Search the data for the string "verité" and gather each line it is in.

[Dataset entries]

------------------------------------------------------------------------

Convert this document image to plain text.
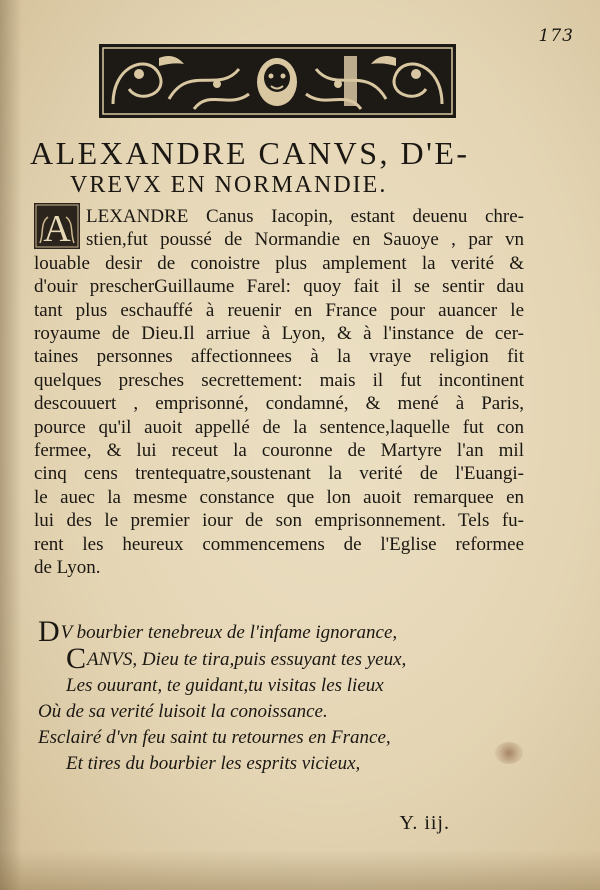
173
ALEXANDRE CANVS, D'E-
VREVX EN NORMANDIE.
A LEXANDRE Canus Iacopin, estant deuenu chre-
stien,fut poussé de Normandie en Sauoye , par vn
louable desir de conoistre plus amplement la verité &
d'ouir prescherGuillaume Farel: quoy fait il se sentir dau
tant plus eschauffé à reuenir en France pour auancer le
royaume de Dieu.Il arriue à Lyon, & à l'instance de cer-
taines personnes affectionnees à la vraye religion fit
quelques presches secrettement: mais il fut incontinent
descouuert , emprisonné, condamné, & mené à Paris,
pource qu'il auoit appellé de la sentence,laquelle fut con
fermee, & lui receut la couronne de Martyre l'an mil
cinq cens trentequatre,soustenant la verité de l'Euangi-
le auec la mesme constance que lon auoit remarquee en
lui des le premier iour de son emprisonnement. Tels fu-
rent les heureux commencemens de l'Eglise reformee
de Lyon.
DV bourbier tenebreux de l'infame ignorance,
CANVS, Dieu te tira,puis essuyant tes yeux,
Les ouurant, te guidant,tu visitas les lieux
Où de sa verité luisoit la conoissance.
Esclairé d'vn feu saint tu retournes en France,
Et tires du bourbier les esprits vicieux,
Y. iij.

------------------------------------------------------------------------

Expected answer.
louable desir de conoistre plus amplement la verité &
cinq cens trentequatre,soustenant la verité de l'Euangi-
Où de sa verité luisoit la conoissance.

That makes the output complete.